TASK TO COMPLETE: Copy out every line in the entries below that includes "walls".

----

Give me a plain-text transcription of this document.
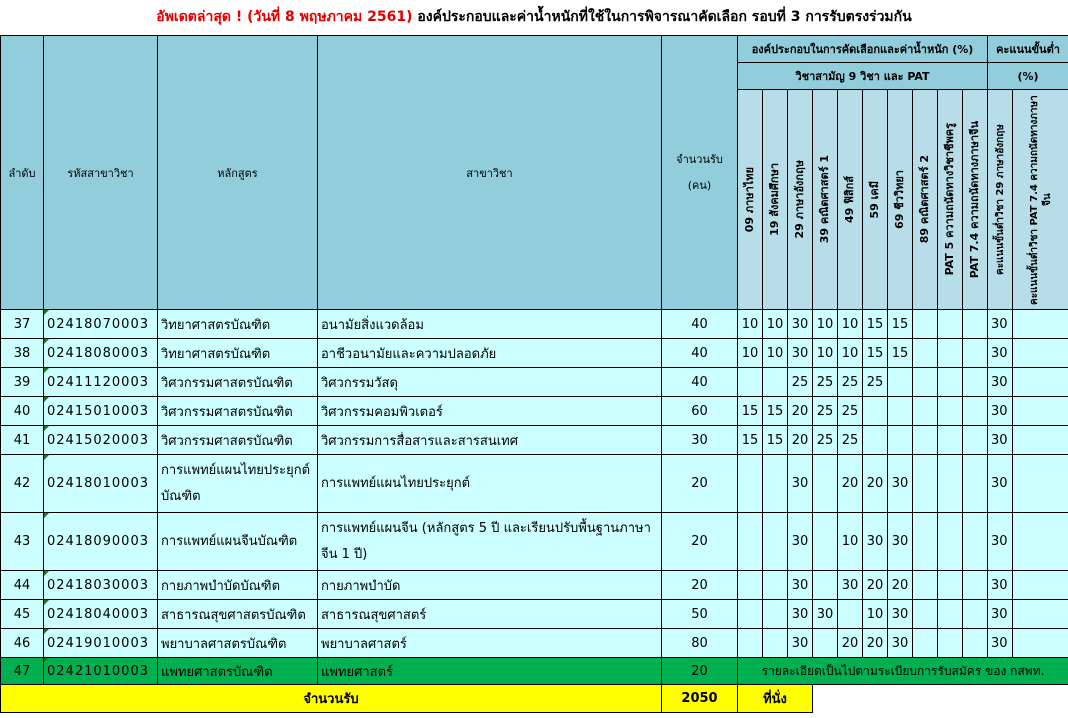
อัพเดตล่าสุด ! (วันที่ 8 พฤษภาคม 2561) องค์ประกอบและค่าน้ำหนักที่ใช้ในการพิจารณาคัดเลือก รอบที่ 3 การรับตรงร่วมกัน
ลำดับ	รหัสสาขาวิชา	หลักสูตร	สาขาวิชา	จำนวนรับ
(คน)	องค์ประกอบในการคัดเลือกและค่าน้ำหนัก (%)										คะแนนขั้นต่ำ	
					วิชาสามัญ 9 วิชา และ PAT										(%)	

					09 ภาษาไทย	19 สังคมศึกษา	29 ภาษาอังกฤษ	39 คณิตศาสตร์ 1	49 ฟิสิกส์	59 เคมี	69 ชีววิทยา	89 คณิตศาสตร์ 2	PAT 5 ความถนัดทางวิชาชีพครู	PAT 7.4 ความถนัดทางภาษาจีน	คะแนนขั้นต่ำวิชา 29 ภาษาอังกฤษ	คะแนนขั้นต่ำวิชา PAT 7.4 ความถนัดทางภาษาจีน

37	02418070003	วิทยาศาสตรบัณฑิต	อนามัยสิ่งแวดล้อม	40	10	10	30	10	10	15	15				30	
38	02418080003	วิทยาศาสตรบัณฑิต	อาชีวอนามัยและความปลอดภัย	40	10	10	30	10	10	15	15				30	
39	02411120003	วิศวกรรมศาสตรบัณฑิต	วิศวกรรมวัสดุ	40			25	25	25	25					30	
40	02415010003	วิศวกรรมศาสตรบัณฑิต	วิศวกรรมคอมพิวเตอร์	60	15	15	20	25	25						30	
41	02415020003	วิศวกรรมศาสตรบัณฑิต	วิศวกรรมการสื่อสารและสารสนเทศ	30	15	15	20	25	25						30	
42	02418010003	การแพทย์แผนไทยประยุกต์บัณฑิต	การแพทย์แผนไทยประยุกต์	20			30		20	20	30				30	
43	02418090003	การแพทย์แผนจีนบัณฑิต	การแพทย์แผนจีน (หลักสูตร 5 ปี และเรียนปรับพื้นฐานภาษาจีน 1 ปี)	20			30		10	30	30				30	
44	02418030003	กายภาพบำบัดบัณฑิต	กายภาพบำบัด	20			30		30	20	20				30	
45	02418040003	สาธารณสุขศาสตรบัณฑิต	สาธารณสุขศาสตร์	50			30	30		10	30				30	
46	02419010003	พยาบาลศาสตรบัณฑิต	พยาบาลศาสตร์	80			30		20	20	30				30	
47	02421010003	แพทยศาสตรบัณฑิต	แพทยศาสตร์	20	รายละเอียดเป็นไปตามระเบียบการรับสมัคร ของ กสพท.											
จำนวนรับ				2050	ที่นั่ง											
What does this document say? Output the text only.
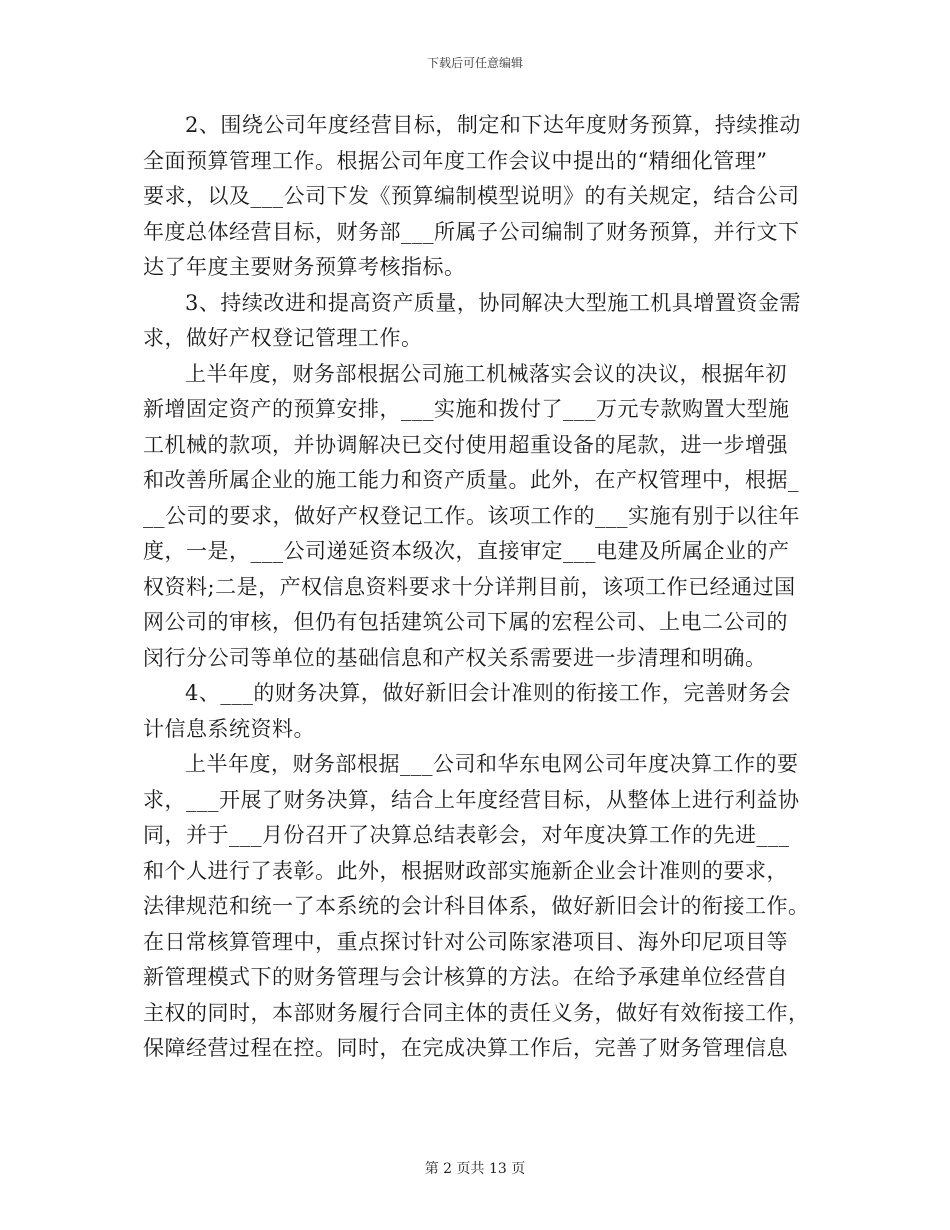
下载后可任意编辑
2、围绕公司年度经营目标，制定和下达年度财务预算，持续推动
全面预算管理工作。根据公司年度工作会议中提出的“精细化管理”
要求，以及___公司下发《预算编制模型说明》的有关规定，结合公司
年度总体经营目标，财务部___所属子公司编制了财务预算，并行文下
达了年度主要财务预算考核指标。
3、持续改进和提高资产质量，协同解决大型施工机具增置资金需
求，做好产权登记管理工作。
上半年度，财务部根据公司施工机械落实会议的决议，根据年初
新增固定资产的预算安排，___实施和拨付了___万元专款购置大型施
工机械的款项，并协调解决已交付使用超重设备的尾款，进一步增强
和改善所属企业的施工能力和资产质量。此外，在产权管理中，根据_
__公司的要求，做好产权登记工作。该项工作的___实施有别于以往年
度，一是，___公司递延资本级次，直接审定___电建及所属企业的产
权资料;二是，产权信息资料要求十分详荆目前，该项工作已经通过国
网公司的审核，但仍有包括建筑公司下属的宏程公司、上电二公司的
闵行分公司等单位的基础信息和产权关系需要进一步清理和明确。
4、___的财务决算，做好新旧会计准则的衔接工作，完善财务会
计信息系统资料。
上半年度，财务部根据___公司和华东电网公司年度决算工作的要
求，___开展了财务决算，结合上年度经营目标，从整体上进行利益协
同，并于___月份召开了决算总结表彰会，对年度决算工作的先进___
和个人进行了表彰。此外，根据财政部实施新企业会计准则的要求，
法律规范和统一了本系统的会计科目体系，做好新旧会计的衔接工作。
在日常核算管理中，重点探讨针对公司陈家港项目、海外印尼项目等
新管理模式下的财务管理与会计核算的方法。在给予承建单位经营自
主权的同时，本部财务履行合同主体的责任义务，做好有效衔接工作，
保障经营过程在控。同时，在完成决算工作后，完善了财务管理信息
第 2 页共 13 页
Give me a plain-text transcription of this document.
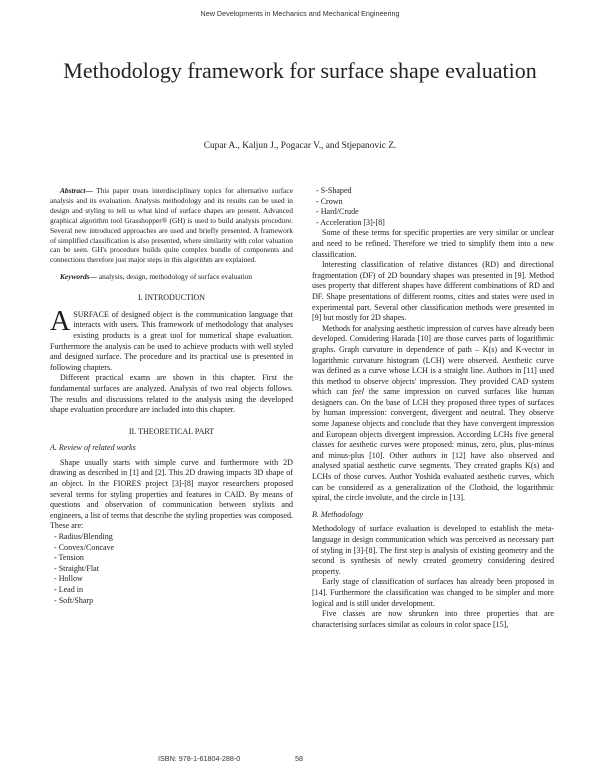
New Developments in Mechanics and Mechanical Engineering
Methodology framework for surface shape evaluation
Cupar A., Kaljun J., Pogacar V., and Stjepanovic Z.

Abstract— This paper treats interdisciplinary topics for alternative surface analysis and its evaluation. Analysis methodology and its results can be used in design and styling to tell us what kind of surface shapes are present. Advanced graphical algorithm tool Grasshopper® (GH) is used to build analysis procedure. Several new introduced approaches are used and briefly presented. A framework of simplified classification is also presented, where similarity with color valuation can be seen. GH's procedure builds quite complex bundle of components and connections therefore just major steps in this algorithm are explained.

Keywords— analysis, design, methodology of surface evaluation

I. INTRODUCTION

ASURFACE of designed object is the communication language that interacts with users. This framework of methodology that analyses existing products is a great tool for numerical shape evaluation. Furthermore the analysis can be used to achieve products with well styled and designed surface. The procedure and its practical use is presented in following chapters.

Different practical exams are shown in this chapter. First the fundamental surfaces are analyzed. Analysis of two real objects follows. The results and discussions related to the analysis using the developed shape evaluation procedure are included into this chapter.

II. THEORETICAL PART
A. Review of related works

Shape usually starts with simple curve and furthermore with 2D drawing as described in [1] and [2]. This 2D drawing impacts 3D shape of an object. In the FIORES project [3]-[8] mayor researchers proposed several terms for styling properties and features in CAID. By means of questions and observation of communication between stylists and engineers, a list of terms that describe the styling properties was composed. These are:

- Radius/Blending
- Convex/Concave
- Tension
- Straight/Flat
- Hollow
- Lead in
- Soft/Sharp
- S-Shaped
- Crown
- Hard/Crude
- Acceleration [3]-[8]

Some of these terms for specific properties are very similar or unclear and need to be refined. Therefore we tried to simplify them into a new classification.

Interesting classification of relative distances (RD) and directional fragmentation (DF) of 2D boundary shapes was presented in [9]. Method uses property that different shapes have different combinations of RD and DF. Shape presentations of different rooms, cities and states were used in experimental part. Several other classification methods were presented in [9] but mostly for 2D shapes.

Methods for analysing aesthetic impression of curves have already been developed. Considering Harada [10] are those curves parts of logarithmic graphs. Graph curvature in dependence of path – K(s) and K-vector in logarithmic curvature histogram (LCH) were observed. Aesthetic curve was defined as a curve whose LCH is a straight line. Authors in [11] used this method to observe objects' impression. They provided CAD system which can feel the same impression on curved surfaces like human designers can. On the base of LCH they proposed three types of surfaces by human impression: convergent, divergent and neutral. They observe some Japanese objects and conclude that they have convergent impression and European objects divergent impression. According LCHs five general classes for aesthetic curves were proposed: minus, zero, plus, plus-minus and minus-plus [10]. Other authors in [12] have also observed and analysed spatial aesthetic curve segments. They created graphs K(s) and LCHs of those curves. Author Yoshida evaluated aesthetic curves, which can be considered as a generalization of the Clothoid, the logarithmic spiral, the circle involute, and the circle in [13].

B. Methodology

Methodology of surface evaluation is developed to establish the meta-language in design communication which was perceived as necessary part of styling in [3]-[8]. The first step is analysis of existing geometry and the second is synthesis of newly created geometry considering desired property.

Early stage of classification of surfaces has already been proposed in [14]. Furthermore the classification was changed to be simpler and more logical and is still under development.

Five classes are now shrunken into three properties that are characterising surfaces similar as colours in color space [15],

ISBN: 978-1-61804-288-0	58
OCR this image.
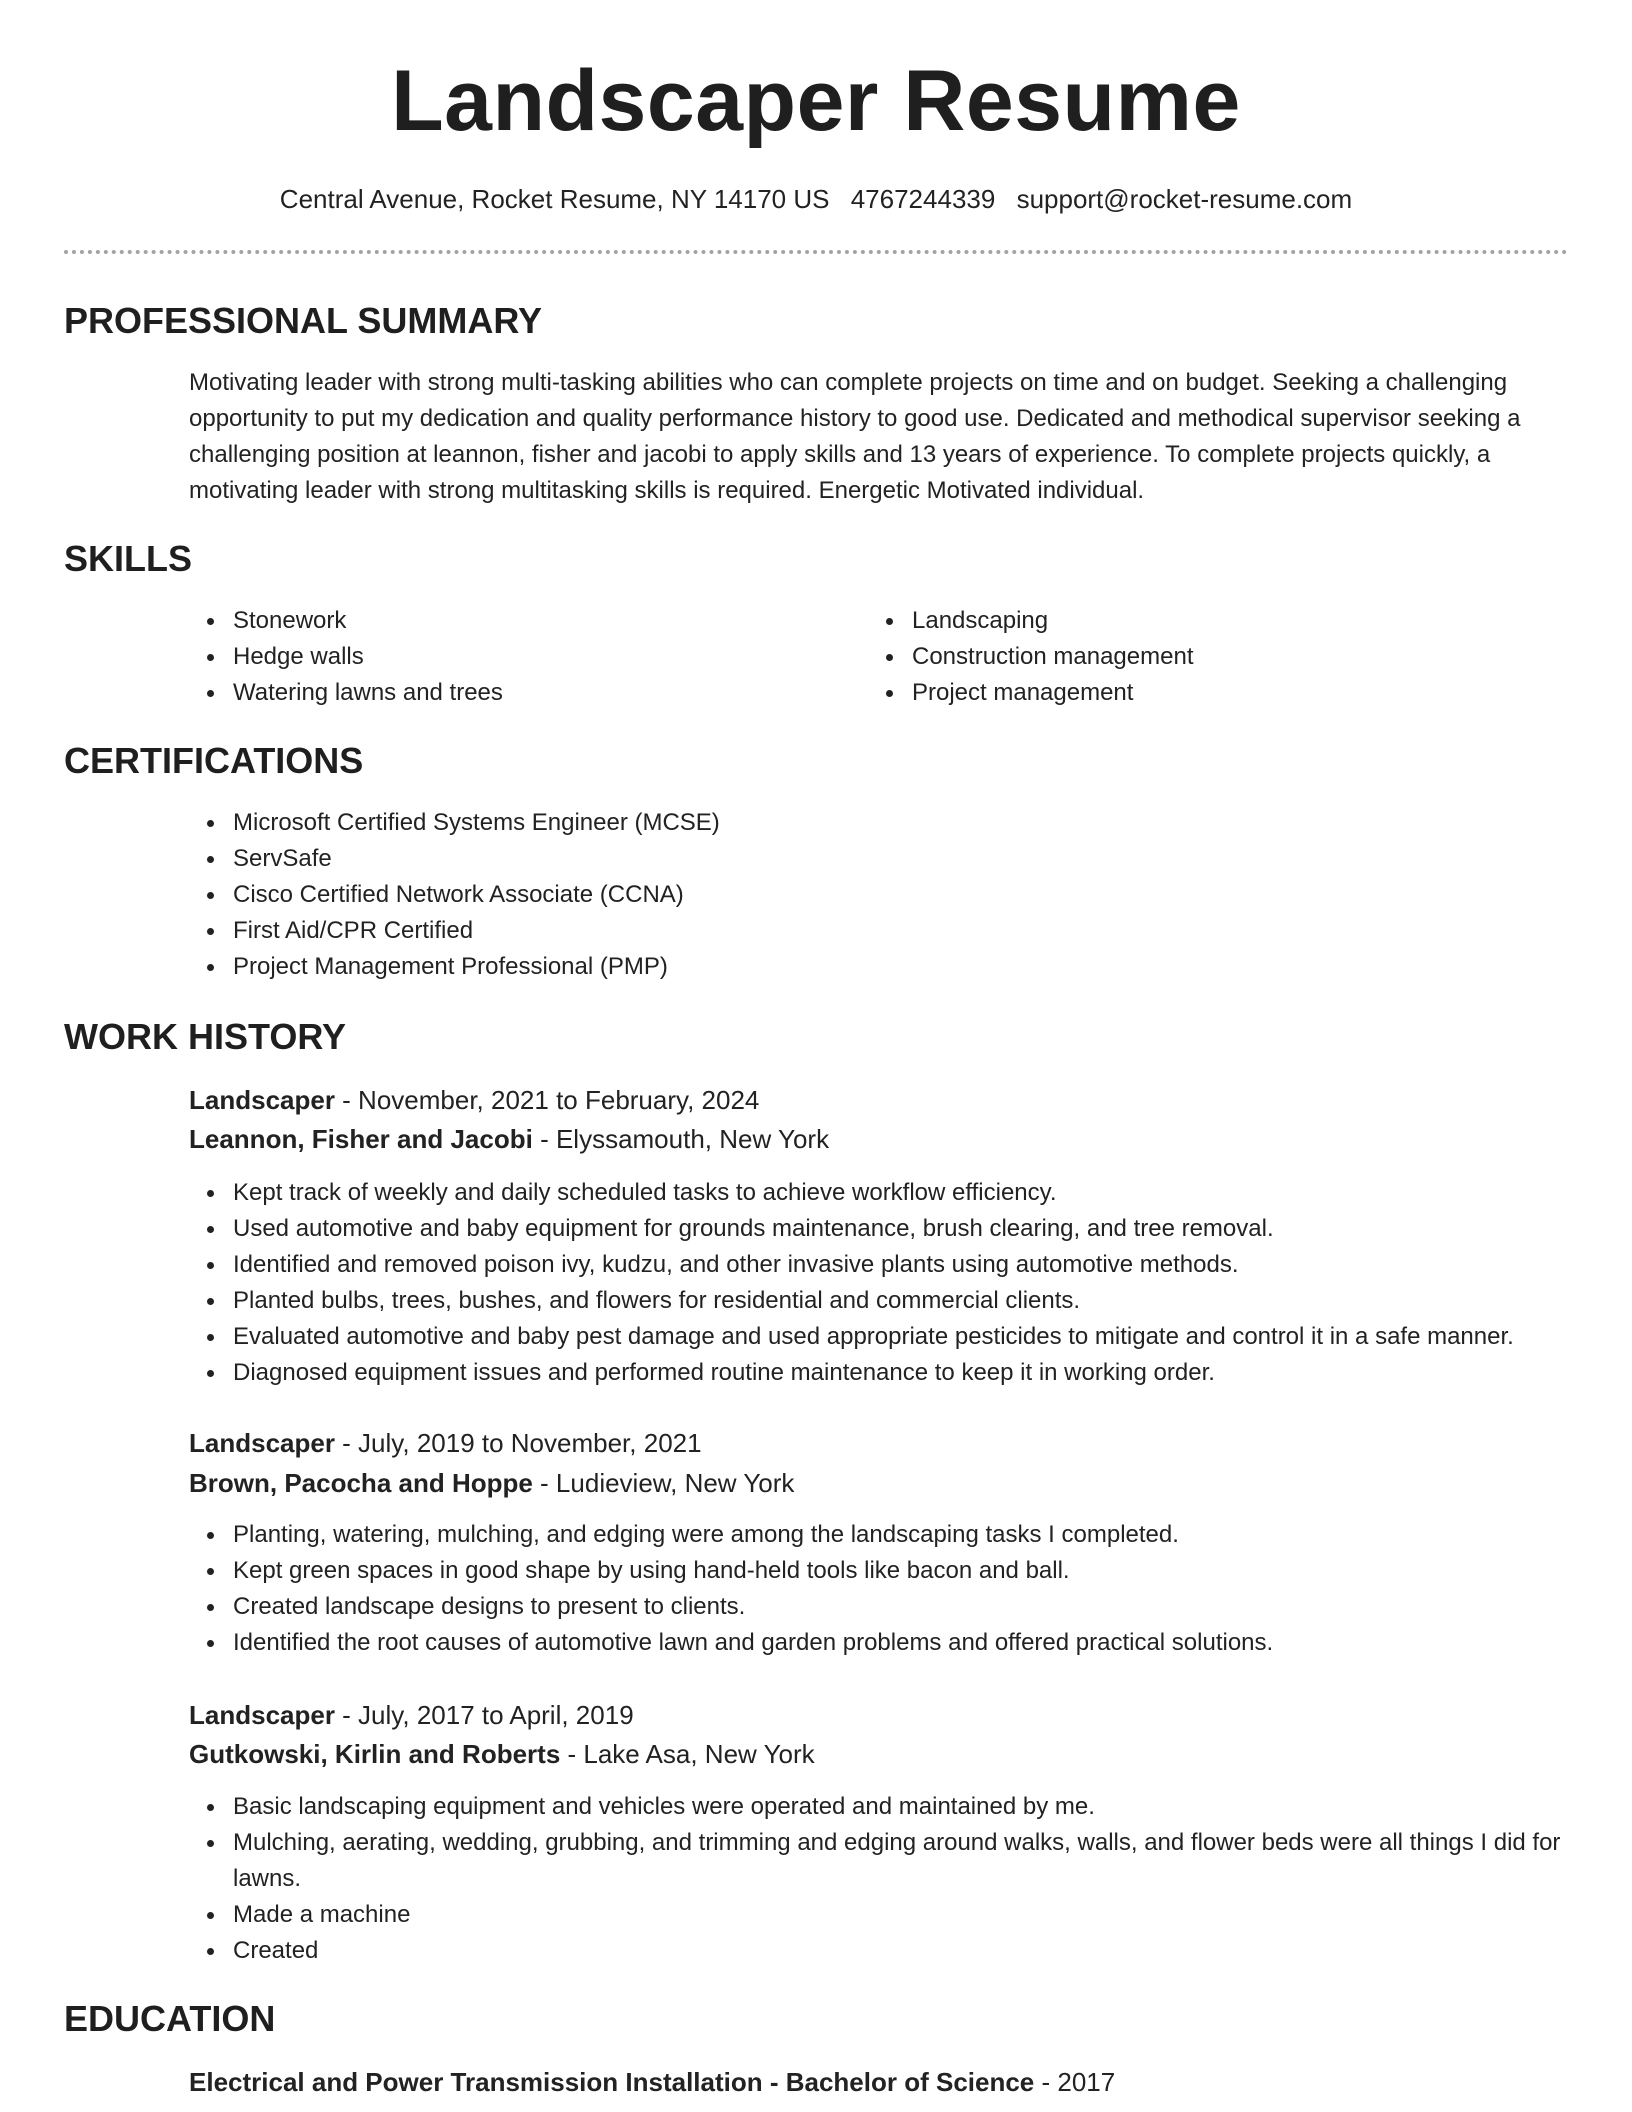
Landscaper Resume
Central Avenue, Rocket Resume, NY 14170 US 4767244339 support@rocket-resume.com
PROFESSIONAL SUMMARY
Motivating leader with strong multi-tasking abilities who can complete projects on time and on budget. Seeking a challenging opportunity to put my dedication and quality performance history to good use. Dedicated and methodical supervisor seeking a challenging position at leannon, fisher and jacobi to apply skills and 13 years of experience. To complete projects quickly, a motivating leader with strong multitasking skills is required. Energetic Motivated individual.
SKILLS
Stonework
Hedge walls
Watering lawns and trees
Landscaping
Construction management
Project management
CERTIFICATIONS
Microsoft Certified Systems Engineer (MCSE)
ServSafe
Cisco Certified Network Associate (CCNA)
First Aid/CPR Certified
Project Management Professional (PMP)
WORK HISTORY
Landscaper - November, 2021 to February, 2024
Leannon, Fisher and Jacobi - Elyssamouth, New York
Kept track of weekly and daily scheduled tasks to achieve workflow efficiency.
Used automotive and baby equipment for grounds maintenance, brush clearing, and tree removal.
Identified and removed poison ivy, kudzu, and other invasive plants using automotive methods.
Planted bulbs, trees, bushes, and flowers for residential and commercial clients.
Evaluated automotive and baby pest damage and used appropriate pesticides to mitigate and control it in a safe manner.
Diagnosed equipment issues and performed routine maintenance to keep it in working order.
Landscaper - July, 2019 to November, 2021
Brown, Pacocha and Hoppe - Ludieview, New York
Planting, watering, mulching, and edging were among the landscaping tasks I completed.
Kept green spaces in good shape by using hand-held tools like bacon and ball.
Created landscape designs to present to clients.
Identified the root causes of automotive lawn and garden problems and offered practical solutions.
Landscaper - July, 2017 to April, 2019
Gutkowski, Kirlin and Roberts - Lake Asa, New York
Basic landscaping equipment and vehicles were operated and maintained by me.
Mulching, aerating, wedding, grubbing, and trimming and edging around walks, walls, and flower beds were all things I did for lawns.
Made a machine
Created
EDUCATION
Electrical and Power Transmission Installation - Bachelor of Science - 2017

----

RESULT:
Hedge walls
Mulching, aerating, wedding, grubbing, and trimming and edging around walks, walls, and flower beds were all things I did for lawns.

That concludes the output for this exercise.